***** RECORDS SUPPLIED

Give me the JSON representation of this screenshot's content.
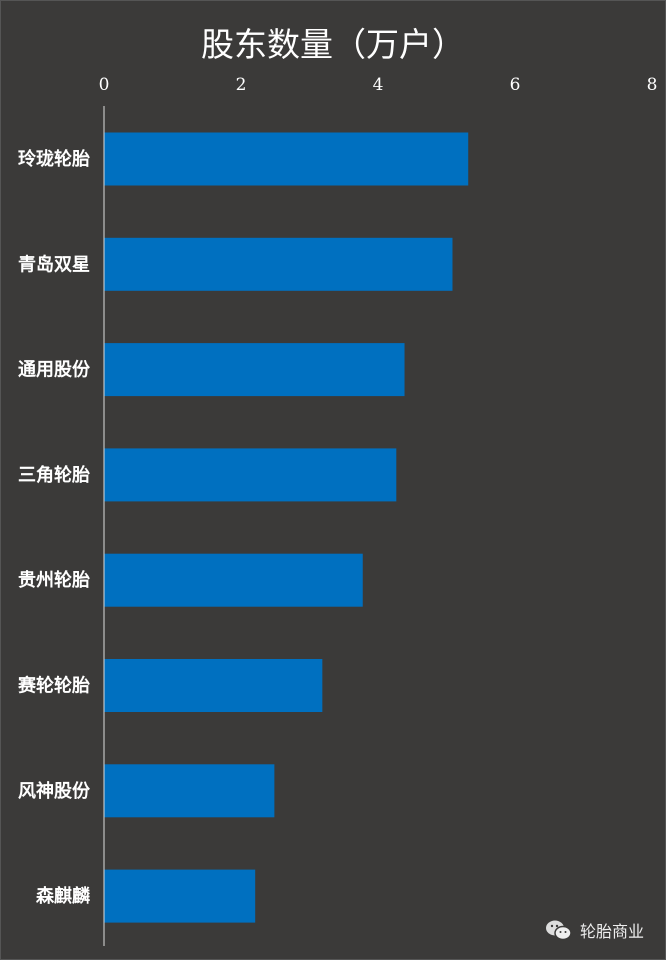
{
  "chart_data": {
    "type": "bar",
    "orientation": "horizontal",
    "title": "股东数量（万户）",
    "categories": [
      "玲珑轮胎",
      "青岛双星",
      "通用股份",
      "三角轮胎",
      "贵州轮胎",
      "赛轮轮胎",
      "风神股份",
      "森麒麟"
    ],
    "values": [
      5.31,
      5.08,
      4.38,
      4.26,
      3.77,
      3.18,
      2.48,
      2.2
    ],
    "xlim": [
      0,
      8
    ],
    "xticks": [
      0,
      2,
      4,
      6,
      8
    ],
    "xaxis_position": "top",
    "grid": false,
    "bar_color": "#0070c0",
    "background": "#3b3a39"
  },
  "watermark": {
    "icon": "wechat-icon",
    "text": "轮胎商业"
  }
}
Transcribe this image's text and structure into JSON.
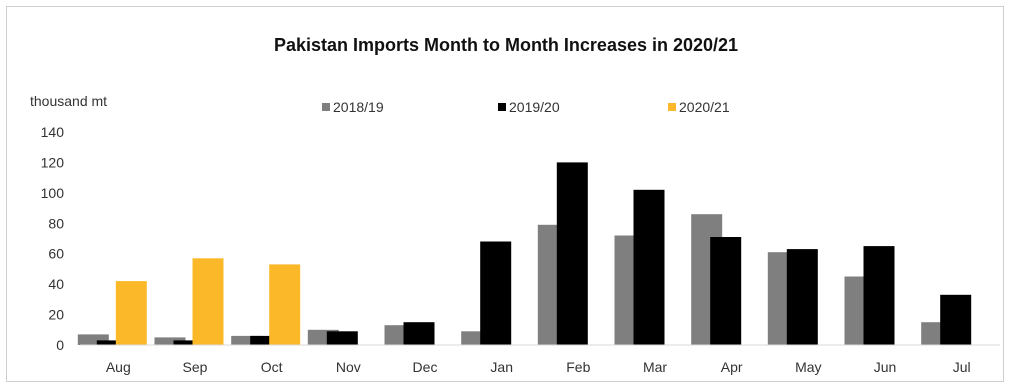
{
  "chart_data": {
    "type": "bar",
    "title": "Pakistan Imports Month to Month Increases in 2020/21",
    "ylabel": "thousand mt",
    "xlabel": "",
    "ylim": [
      0,
      140
    ],
    "yticks": [
      0,
      20,
      40,
      60,
      80,
      100,
      120,
      140
    ],
    "legend_placement": "top",
    "grid": false,
    "categories": [
      "Aug",
      "Sep",
      "Oct",
      "Nov",
      "Dec",
      "Jan",
      "Feb",
      "Mar",
      "Apr",
      "May",
      "Jun",
      "Jul"
    ],
    "series": [
      {
        "name": "2018/19",
        "color": "#7f7f7f",
        "values": [
          7,
          5,
          6,
          10,
          13,
          9,
          79,
          72,
          86,
          61,
          45,
          15
        ]
      },
      {
        "name": "2019/20",
        "color": "#000000",
        "values": [
          3,
          3,
          6,
          9,
          15,
          68,
          120,
          102,
          71,
          63,
          65,
          33
        ]
      },
      {
        "name": "2020/21",
        "color": "#fbb829",
        "values": [
          42,
          57,
          53,
          null,
          null,
          null,
          null,
          null,
          null,
          null,
          null,
          null
        ]
      }
    ]
  }
}
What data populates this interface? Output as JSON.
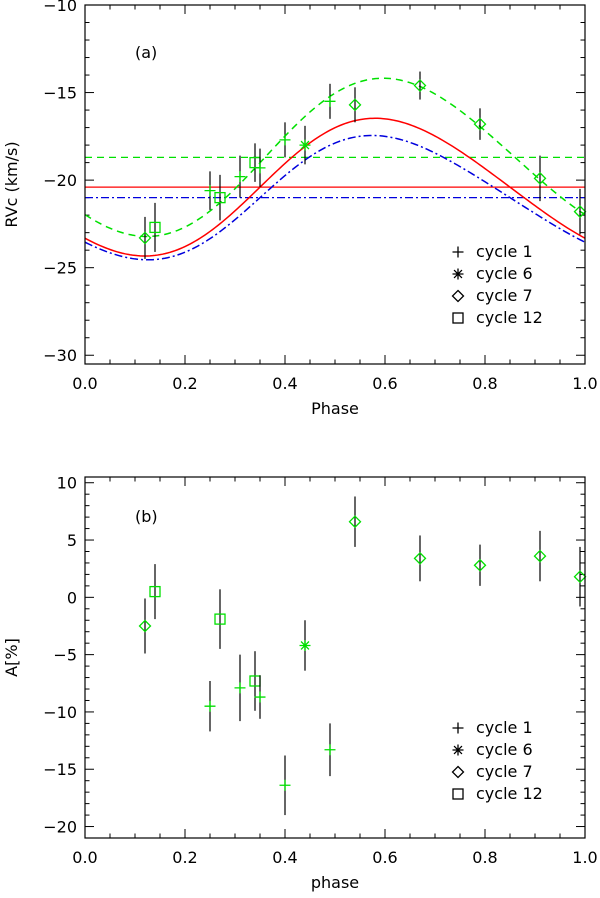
{
  "chart_data": [
    {
      "type": "line",
      "panel_label": "(a)",
      "xlabel": "Phase",
      "ylabel": "RVc  (km/s)",
      "xlim": [
        0.0,
        1.0
      ],
      "ylim": [
        -30.5,
        -10
      ],
      "x_ticks": [
        0.0,
        0.2,
        0.4,
        0.6,
        0.8,
        1.0
      ],
      "x_tick_labels": [
        "0.0",
        "0.2",
        "0.4",
        "0.6",
        "0.8",
        "1.0"
      ],
      "y_ticks": [
        -30,
        -25,
        -20,
        -15,
        -10
      ],
      "y_tick_labels": [
        "−30",
        "−25",
        "−20",
        "−15",
        "−10"
      ],
      "grid": false,
      "legend_position": "bottom-right",
      "legend": [
        {
          "marker": "plus",
          "label": "cycle  1"
        },
        {
          "marker": "star",
          "label": "cycle  6"
        },
        {
          "marker": "diamond",
          "label": "cycle  7"
        },
        {
          "marker": "square",
          "label": "cycle  12"
        }
      ],
      "curves": [
        {
          "color": "#00e000",
          "style": "dashed",
          "mean": -18.7,
          "amp": 4.5,
          "phase0": 0.36,
          "harm2": 0.2
        },
        {
          "color": "#ff0000",
          "style": "solid",
          "mean": -20.4,
          "amp": 3.9,
          "phase0": 0.35,
          "harm2": 0.25
        },
        {
          "color": "#0000dd",
          "style": "dashdot",
          "mean": -21.0,
          "amp": 3.5,
          "phase0": 0.35,
          "harm2": 0.3
        }
      ],
      "hlines": [
        {
          "y": -18.7,
          "color": "#00e000",
          "style": "dashed"
        },
        {
          "y": -20.4,
          "color": "#ff0000",
          "style": "solid"
        },
        {
          "y": -21.0,
          "color": "#0000dd",
          "style": "dashdot"
        }
      ],
      "points": [
        {
          "x": 0.12,
          "y": -23.3,
          "err": 1.2,
          "marker": "diamond"
        },
        {
          "x": 0.14,
          "y": -22.7,
          "err": 1.4,
          "marker": "square"
        },
        {
          "x": 0.25,
          "y": -20.6,
          "err": 1.1,
          "marker": "plus"
        },
        {
          "x": 0.27,
          "y": -21.0,
          "err": 1.3,
          "marker": "square"
        },
        {
          "x": 0.31,
          "y": -19.8,
          "err": 1.2,
          "marker": "plus"
        },
        {
          "x": 0.34,
          "y": -19.0,
          "err": 1.1,
          "marker": "square"
        },
        {
          "x": 0.35,
          "y": -19.3,
          "err": 1.1,
          "marker": "plus"
        },
        {
          "x": 0.4,
          "y": -17.7,
          "err": 1.0,
          "marker": "plus"
        },
        {
          "x": 0.44,
          "y": -18.0,
          "err": 1.1,
          "marker": "star"
        },
        {
          "x": 0.49,
          "y": -15.5,
          "err": 1.0,
          "marker": "plus"
        },
        {
          "x": 0.54,
          "y": -15.7,
          "err": 1.0,
          "marker": "diamond"
        },
        {
          "x": 0.67,
          "y": -14.6,
          "err": 0.8,
          "marker": "diamond"
        },
        {
          "x": 0.79,
          "y": -16.8,
          "err": 0.9,
          "marker": "diamond"
        },
        {
          "x": 0.91,
          "y": -19.9,
          "err": 1.3,
          "marker": "diamond"
        },
        {
          "x": 0.99,
          "y": -21.8,
          "err": 1.3,
          "marker": "diamond"
        }
      ]
    },
    {
      "type": "scatter",
      "panel_label": "(b)",
      "xlabel": "phase",
      "ylabel": "A[%]",
      "xlim": [
        0.0,
        1.0
      ],
      "ylim": [
        -21,
        10.5
      ],
      "x_ticks": [
        0.0,
        0.2,
        0.4,
        0.6,
        0.8,
        1.0
      ],
      "x_tick_labels": [
        "0.0",
        "0.2",
        "0.4",
        "0.6",
        "0.8",
        "1.0"
      ],
      "y_ticks": [
        -20,
        -15,
        -10,
        -5,
        0,
        5,
        10
      ],
      "y_tick_labels": [
        "−20",
        "−15",
        "−10",
        "−5",
        "0",
        "5",
        "10"
      ],
      "grid": false,
      "legend_position": "bottom-right",
      "legend": [
        {
          "marker": "plus",
          "label": "cycle  1"
        },
        {
          "marker": "star",
          "label": "cycle  6"
        },
        {
          "marker": "diamond",
          "label": "cycle  7"
        },
        {
          "marker": "square",
          "label": "cycle  12"
        }
      ],
      "curves": [],
      "hlines": [],
      "points": [
        {
          "x": 0.12,
          "y": -2.5,
          "err": 2.4,
          "marker": "diamond"
        },
        {
          "x": 0.14,
          "y": 0.5,
          "err": 2.4,
          "marker": "square"
        },
        {
          "x": 0.25,
          "y": -9.5,
          "err": 2.2,
          "marker": "plus"
        },
        {
          "x": 0.27,
          "y": -1.9,
          "err": 2.6,
          "marker": "square"
        },
        {
          "x": 0.31,
          "y": -7.9,
          "err": 2.9,
          "marker": "plus"
        },
        {
          "x": 0.34,
          "y": -7.3,
          "err": 2.6,
          "marker": "square"
        },
        {
          "x": 0.35,
          "y": -8.7,
          "err": 1.9,
          "marker": "plus"
        },
        {
          "x": 0.4,
          "y": -16.4,
          "err": 2.6,
          "marker": "plus"
        },
        {
          "x": 0.44,
          "y": -4.2,
          "err": 2.2,
          "marker": "star"
        },
        {
          "x": 0.49,
          "y": -13.3,
          "err": 2.3,
          "marker": "plus"
        },
        {
          "x": 0.54,
          "y": 6.6,
          "err": 2.2,
          "marker": "diamond"
        },
        {
          "x": 0.67,
          "y": 3.4,
          "err": 2.0,
          "marker": "diamond"
        },
        {
          "x": 0.79,
          "y": 2.8,
          "err": 1.8,
          "marker": "diamond"
        },
        {
          "x": 0.91,
          "y": 3.6,
          "err": 2.2,
          "marker": "diamond"
        },
        {
          "x": 0.99,
          "y": 1.8,
          "err": 2.6,
          "marker": "diamond"
        }
      ]
    }
  ]
}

**********

= GIVEN INSTRUCTION =
List the lines of the entries that include "name".

= EXERCISE ANSWER =
        "name": "2018/19",
        "name": "2019/20",
        "name": "2020/21",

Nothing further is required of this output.